■ Written instruction
Return the lines of the listing word for word, from its first line through the line containing "y-axis: 0 20 40 60 — [29, 50, 47, 526]", both included.
─── Data for this exercise ───
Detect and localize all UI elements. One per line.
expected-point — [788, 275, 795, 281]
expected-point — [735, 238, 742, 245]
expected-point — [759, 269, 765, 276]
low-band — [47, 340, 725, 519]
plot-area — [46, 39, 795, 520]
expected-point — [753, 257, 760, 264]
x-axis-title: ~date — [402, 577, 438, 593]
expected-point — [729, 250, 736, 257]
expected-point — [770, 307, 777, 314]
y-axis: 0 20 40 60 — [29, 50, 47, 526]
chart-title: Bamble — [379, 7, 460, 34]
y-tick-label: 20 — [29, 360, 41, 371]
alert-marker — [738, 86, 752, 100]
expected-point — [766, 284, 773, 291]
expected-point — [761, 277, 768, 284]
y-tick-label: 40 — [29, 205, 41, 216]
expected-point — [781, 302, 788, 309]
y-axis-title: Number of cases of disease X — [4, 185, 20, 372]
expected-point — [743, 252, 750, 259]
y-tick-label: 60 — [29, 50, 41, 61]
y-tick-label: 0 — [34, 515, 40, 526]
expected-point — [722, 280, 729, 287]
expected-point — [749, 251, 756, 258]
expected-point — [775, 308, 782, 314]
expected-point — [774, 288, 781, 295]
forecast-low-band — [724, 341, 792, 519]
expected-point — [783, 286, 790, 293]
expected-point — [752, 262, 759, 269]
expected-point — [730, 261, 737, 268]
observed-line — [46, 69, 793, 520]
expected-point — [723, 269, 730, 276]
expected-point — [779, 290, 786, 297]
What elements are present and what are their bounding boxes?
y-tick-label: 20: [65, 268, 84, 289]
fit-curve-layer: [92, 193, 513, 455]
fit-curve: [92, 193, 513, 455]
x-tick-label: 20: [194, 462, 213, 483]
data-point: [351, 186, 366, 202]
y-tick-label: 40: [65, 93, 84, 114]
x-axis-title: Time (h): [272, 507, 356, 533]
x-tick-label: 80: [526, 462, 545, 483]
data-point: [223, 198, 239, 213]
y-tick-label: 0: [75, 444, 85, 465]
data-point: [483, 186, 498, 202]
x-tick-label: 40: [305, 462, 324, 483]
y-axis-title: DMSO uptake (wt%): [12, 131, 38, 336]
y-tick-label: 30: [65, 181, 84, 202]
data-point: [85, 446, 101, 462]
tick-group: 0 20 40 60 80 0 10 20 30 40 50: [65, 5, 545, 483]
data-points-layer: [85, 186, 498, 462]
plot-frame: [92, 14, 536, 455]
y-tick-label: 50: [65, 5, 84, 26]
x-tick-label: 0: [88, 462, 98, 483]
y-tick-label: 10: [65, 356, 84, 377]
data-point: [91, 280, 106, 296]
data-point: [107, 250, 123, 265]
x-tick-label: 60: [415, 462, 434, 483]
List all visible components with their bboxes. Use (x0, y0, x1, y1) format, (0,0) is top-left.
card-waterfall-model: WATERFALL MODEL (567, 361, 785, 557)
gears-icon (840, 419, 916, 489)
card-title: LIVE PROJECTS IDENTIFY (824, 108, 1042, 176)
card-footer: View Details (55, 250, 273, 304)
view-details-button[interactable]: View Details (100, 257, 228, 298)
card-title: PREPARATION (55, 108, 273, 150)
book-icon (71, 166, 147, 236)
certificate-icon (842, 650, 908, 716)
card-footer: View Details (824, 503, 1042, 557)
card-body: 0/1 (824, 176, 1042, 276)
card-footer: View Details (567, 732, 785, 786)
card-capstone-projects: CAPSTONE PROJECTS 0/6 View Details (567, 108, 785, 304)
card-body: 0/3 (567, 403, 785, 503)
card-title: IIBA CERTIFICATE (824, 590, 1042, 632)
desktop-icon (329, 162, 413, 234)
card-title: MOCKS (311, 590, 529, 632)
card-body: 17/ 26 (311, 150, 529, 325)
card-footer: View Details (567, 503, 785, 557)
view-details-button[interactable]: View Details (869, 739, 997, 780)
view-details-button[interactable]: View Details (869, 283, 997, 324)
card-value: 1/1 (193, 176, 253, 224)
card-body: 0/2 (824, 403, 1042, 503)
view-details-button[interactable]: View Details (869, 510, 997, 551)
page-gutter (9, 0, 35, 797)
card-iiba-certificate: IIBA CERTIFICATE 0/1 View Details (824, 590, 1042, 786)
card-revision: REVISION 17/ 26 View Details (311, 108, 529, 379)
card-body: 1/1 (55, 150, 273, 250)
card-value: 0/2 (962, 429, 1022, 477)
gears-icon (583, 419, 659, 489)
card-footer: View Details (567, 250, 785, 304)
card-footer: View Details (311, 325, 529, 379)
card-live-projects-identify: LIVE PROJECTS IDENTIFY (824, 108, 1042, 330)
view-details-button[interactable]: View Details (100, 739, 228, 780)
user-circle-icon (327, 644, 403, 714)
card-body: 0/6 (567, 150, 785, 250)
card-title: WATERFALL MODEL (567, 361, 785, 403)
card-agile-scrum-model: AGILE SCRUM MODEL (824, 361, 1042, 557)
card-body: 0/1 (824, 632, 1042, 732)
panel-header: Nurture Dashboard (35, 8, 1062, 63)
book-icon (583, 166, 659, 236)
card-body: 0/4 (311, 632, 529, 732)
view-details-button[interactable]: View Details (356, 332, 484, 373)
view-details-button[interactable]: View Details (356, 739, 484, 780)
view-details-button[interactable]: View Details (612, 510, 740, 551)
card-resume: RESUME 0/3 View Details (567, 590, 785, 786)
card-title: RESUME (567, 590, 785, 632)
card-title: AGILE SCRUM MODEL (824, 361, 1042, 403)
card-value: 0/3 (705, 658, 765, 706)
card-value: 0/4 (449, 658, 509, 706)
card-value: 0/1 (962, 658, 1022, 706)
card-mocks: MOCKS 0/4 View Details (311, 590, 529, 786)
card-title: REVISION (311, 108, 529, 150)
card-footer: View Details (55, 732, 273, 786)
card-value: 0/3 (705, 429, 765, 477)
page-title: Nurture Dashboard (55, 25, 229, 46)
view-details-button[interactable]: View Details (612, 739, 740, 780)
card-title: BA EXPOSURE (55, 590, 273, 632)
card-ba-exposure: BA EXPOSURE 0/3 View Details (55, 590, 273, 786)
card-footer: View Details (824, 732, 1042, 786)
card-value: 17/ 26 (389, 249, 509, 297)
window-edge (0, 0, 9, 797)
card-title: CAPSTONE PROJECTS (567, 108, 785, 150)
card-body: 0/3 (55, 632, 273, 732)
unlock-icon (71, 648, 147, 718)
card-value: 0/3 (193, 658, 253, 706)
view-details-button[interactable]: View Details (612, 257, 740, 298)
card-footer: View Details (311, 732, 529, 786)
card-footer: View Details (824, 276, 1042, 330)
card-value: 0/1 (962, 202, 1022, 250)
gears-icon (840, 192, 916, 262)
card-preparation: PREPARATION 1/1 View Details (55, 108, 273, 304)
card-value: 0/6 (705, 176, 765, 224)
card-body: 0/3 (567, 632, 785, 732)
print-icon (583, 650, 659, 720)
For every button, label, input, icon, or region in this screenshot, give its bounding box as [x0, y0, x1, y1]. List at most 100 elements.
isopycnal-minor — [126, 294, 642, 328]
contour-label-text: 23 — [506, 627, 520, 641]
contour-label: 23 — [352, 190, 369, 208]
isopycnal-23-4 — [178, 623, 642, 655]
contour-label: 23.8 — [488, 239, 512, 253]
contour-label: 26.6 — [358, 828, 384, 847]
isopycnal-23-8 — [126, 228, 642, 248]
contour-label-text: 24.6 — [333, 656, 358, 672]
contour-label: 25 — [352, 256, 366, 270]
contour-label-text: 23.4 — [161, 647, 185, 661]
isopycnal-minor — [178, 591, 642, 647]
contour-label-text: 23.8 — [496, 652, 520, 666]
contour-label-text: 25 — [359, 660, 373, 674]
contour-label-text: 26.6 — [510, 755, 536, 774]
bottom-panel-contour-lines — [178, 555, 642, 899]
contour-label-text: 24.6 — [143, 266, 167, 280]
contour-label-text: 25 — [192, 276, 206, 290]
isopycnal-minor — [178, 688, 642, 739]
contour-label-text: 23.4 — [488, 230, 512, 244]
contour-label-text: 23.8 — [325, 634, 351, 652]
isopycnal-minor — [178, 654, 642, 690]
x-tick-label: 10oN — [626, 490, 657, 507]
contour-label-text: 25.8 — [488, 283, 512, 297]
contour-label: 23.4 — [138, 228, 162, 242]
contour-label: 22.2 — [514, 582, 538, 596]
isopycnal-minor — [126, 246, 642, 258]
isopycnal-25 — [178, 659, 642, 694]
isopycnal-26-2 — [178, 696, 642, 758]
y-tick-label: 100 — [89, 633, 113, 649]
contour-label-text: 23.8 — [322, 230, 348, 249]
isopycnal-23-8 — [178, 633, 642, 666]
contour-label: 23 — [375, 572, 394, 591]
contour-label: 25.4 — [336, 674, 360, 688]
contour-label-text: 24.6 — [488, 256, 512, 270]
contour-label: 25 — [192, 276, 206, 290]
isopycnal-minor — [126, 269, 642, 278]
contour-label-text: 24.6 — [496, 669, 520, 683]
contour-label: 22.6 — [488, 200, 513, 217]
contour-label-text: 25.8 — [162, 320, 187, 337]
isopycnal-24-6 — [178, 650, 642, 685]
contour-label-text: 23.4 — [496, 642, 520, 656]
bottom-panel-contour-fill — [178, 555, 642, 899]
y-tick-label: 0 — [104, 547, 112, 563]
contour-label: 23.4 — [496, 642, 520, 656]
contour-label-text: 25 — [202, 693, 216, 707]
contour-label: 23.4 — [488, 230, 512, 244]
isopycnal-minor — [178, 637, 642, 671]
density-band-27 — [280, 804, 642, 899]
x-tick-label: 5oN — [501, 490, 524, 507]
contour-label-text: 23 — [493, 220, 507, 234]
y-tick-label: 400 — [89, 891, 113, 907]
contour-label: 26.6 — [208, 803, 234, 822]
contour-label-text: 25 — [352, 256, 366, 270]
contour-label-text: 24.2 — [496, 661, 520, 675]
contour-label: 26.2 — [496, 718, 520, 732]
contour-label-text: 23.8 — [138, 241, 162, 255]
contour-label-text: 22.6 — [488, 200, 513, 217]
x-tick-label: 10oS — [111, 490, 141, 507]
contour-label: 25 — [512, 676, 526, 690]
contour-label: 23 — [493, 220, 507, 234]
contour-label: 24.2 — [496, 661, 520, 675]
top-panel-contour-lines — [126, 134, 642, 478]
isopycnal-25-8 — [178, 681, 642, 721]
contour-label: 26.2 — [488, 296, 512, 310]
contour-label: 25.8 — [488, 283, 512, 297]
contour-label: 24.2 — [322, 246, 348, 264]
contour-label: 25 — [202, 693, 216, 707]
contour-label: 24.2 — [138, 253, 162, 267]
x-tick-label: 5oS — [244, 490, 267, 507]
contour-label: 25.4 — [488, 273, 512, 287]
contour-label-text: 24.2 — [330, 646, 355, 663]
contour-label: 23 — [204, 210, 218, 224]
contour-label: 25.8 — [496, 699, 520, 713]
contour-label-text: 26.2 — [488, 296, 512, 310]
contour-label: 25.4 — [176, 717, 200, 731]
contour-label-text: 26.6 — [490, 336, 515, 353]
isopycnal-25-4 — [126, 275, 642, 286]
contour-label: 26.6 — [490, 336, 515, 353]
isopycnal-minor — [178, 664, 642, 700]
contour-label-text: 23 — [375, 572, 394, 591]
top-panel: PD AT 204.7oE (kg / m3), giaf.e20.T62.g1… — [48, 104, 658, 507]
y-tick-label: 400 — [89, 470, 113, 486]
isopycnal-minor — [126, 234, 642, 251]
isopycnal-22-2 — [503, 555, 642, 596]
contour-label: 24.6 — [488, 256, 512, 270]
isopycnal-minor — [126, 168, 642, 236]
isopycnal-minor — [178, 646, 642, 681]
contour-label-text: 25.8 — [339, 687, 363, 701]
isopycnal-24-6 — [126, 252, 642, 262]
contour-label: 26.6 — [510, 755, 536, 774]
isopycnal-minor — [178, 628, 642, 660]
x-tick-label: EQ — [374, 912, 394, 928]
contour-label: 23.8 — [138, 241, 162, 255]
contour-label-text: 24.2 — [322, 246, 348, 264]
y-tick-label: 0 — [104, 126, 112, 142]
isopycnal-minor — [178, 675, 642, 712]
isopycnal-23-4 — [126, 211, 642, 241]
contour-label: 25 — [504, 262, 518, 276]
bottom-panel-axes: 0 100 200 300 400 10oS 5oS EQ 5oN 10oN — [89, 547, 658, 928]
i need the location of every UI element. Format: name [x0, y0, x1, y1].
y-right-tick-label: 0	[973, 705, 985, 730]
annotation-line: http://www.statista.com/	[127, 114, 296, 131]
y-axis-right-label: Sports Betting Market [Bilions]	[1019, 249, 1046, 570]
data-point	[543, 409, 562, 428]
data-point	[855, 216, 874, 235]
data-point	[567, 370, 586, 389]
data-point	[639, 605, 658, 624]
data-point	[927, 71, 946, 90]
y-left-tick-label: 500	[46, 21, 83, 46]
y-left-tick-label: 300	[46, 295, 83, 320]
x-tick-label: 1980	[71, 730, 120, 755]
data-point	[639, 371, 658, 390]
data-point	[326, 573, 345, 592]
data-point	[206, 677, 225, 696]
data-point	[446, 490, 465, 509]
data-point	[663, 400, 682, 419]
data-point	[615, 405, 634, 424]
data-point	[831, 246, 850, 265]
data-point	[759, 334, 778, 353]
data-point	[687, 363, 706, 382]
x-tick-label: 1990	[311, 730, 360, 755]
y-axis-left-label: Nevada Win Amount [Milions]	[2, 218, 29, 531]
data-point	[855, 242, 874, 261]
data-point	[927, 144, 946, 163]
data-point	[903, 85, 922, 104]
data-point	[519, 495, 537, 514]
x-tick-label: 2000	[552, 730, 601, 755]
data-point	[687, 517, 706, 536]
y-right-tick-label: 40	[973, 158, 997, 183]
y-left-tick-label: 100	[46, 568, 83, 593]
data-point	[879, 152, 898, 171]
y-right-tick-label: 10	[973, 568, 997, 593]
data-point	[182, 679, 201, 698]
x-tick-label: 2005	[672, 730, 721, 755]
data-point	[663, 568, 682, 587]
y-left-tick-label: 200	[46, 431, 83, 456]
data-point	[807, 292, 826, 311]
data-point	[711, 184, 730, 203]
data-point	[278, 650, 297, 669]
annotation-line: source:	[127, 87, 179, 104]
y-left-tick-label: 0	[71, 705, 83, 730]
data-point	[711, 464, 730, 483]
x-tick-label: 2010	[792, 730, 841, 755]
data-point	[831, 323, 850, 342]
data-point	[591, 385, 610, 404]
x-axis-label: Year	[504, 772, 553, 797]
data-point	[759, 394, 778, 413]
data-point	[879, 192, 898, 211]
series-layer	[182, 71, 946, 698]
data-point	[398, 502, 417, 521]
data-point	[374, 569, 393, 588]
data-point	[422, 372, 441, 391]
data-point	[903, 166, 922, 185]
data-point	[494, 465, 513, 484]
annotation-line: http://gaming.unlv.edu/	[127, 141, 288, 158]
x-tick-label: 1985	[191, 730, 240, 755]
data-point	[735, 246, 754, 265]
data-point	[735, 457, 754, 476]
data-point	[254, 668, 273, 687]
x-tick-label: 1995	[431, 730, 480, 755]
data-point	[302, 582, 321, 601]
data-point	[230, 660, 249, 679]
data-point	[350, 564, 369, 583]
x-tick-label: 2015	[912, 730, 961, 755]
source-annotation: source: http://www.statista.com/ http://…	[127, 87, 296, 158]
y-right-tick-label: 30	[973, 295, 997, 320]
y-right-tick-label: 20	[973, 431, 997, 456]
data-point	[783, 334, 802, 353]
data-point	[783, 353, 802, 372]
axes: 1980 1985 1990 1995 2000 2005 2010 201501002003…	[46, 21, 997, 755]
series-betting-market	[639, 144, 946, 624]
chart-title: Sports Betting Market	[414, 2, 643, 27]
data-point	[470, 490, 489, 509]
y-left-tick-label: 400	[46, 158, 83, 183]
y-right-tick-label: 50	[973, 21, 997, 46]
───
■ Expected answer
Detect and localize all UI elements. One per line.
expected-point — [788, 275, 795, 281]
expected-point — [735, 238, 742, 245]
expected-point — [759, 269, 765, 276]
low-band — [47, 340, 725, 519]
plot-area — [46, 39, 795, 520]
expected-point — [753, 257, 760, 264]
x-axis-title: ~date — [402, 577, 438, 593]
expected-point — [729, 250, 736, 257]
expected-point — [770, 307, 777, 314]
y-axis: 0 20 40 60 — [29, 50, 47, 526]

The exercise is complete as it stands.